=== What to do ===
[1] Answer these questions from the pleadings-amendment text:
(a) Which Virginia Code section does it cite on relation back for amendment of pleadings?
(b) What amount of damages did the plaintiff seek when filing in Circuit Court in Whitaker?
(c) According to the record, why was the defendant unable to remove the case?
[2] Render this sentence from the pleadings-amendment text in Spanish: "Defendant sought to remove to Federal Court but the removal was remanded back to State Court."
[3] List every reporter citation (volume, reporter, and page) that appears in the pleadings-amendment text.

Pleadings-Amendment Statutes

See Va. Code § 8.01-6 et. seq. as to relation back for amendment of pleadings.

Pleadings-Amendment Cases

2008 Whitaker v. Heinrich Schepers GMBH & Co. KG, 276 Va. 332, 661 S.E.2d 828.

Plaintiff filed this personal injury action in Circuit Court seeking damages of $74,000.00. In discovery, plaintiff answered that the damages may exceed that amount. Defendant sought to remove to Federal Court but the removal was remanded back to State Court. Plaintiff then sought to increase the amount sued for and trial court refused on the grounds that defendant had been prejudiced by plaintiff’s bad faith conduct in deliberately pleading below the federal jurisdictional amount. Standard for an amendment of pleadings is whether defendant will be prejudiced and will that prejudice affect defendant’s ability to have a fair trial. In this case, the trial court abused its discretion in not allowing the amendment since the record shows that defendant’s inability to remove was because of its failure to file a timely notice of removal.

2008 Ahari v. Morrison, 275 Va. 92, 654 S.E.2d 891.

=== Collected data ===
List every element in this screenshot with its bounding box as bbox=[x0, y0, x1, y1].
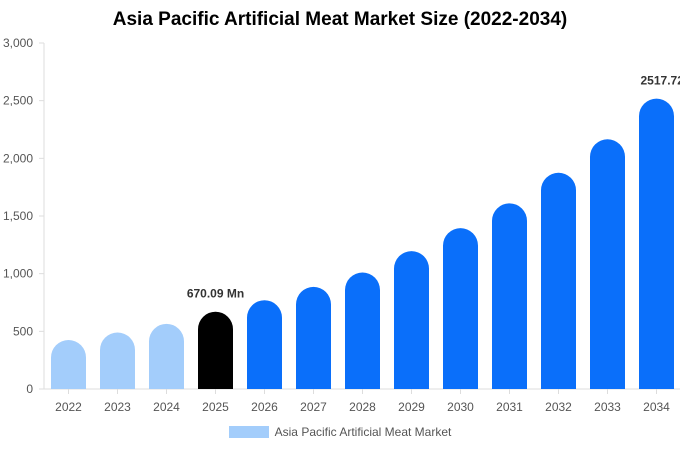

=== Results for each task ===
[1]
(a) Va. Code § 8.01-6 et. seq.
(b) $74,000.00
(c) It failed to file a timely notice of removal.

[2] El demandado intentó remover el caso al Tribunal Federal, pero la remoción fue devuelta al Tribunal Estatal.

[3]
- 276 Va. 332
- 661 S.E.2d 828
- 275 Va. 92
- 654 S.E.2d 891